Extracted data entries:
┌──
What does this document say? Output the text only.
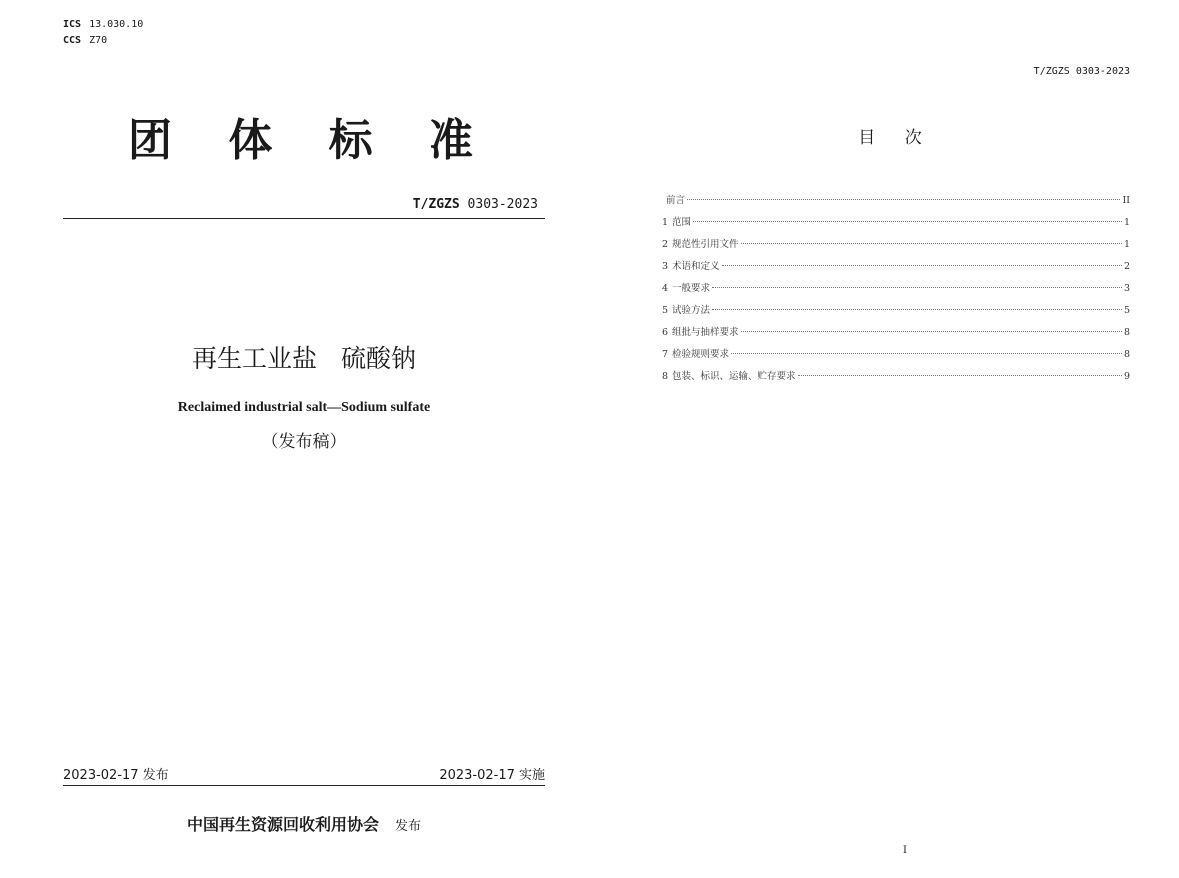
ICS 13.030.10
CCS Z70
团 体 标 准
T/ZGZS 0303-2023
再生工业盐 硫酸钠
Reclaimed industrial salt—Sodium sulfate
（发布稿）
2023-02-17 发布	2023-02-17 实施
中国再生资源回收利用协会 发布
T/ZGZS 0303-2023
目 次
前言	II
1 范围	1
2 规范性引用文件	1
3 术语和定义	2
4 一般要求	3
5 试验方法	5
6 组批与抽样要求	8
7 检验规则要求	8
8 包装、标识、运输、贮存要求	9
I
└──
**Your instructions:** Give every line back word for word and leave the pictures out.

**Answer for this exercise:**
What does this document say? Output the text only.
ICS 13.030.10
CCS Z70
团 体 标 准
T/ZGZS 0303-2023
再生工业盐 硫酸钠
Reclaimed industrial salt—Sodium sulfate
（发布稿）
2023-02-17 发布	2023-02-17 实施
中国再生资源回收利用协会 发布
T/ZGZS 0303-2023
目 次
前言	II
1 范围	1
2 规范性引用文件	1
3 术语和定义	2
4 一般要求	3
5 试验方法	5
6 组批与抽样要求	8
7 检验规则要求	8
8 包装、标识、运输、贮存要求	9
I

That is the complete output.